◆ Records provided ◆
__________
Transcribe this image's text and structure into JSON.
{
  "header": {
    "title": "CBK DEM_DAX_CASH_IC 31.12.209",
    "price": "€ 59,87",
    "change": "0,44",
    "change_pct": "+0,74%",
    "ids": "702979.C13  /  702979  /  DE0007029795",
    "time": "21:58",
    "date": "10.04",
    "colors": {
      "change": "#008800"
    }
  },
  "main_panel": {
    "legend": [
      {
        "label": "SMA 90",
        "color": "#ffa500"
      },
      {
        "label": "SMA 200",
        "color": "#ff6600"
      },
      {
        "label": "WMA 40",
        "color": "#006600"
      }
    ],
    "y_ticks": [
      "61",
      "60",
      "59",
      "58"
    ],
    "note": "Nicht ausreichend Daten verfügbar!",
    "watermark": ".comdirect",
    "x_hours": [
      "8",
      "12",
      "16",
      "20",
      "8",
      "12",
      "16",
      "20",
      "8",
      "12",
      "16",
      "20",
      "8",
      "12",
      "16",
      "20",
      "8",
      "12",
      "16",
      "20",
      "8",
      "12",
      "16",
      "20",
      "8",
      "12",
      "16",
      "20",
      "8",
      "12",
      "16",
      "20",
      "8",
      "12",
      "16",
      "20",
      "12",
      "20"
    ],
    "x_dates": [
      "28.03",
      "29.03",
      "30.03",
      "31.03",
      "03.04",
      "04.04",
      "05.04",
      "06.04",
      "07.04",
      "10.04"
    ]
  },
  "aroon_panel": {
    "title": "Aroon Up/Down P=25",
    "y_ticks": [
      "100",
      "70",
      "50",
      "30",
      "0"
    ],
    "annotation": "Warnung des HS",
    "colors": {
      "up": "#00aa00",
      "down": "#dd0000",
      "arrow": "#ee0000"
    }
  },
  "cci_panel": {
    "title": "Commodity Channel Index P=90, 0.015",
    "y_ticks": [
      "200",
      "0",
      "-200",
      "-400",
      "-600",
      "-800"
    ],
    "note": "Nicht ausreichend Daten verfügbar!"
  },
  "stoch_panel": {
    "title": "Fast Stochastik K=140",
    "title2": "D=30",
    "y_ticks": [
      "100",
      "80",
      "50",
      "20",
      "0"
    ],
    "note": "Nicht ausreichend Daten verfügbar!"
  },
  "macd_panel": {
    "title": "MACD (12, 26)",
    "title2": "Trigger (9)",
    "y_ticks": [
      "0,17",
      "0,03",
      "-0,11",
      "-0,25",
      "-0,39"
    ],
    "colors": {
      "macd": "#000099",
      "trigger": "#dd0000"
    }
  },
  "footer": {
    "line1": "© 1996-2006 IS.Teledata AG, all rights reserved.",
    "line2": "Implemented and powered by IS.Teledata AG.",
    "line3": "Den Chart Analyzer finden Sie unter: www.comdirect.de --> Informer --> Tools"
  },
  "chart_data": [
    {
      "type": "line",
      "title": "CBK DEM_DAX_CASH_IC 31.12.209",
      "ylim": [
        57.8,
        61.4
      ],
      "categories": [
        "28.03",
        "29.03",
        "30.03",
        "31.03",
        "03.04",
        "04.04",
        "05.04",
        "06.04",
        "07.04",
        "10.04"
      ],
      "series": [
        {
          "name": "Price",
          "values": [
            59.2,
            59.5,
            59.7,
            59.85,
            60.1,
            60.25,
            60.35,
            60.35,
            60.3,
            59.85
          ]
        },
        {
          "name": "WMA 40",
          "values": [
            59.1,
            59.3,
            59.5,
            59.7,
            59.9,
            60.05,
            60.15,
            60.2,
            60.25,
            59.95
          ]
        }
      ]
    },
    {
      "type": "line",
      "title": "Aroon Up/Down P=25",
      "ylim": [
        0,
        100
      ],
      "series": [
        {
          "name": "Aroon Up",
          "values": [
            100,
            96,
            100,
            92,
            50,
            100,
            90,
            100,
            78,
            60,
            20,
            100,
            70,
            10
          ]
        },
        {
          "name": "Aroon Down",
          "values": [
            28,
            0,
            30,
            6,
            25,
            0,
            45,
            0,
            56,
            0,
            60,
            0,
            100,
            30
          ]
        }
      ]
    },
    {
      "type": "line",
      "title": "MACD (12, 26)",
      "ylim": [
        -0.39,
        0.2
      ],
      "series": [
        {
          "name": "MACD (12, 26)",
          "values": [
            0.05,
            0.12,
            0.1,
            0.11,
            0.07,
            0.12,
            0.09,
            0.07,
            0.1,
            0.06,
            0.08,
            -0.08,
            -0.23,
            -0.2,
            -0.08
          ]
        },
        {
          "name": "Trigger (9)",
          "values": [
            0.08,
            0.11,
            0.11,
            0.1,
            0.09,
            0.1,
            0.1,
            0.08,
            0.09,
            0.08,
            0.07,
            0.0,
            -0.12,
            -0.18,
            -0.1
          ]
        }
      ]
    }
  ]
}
__________
◆ Work instructions ◆
Copy whichever lines in the listing above contain the word "name".

◆ Response to the exercise ◆
          "name": "Price",
          "name": "WMA 40",
          "name": "Aroon Up",
          "name": "Aroon Down",
          "name": "MACD (12, 26)",
          "name": "Trigger (9)",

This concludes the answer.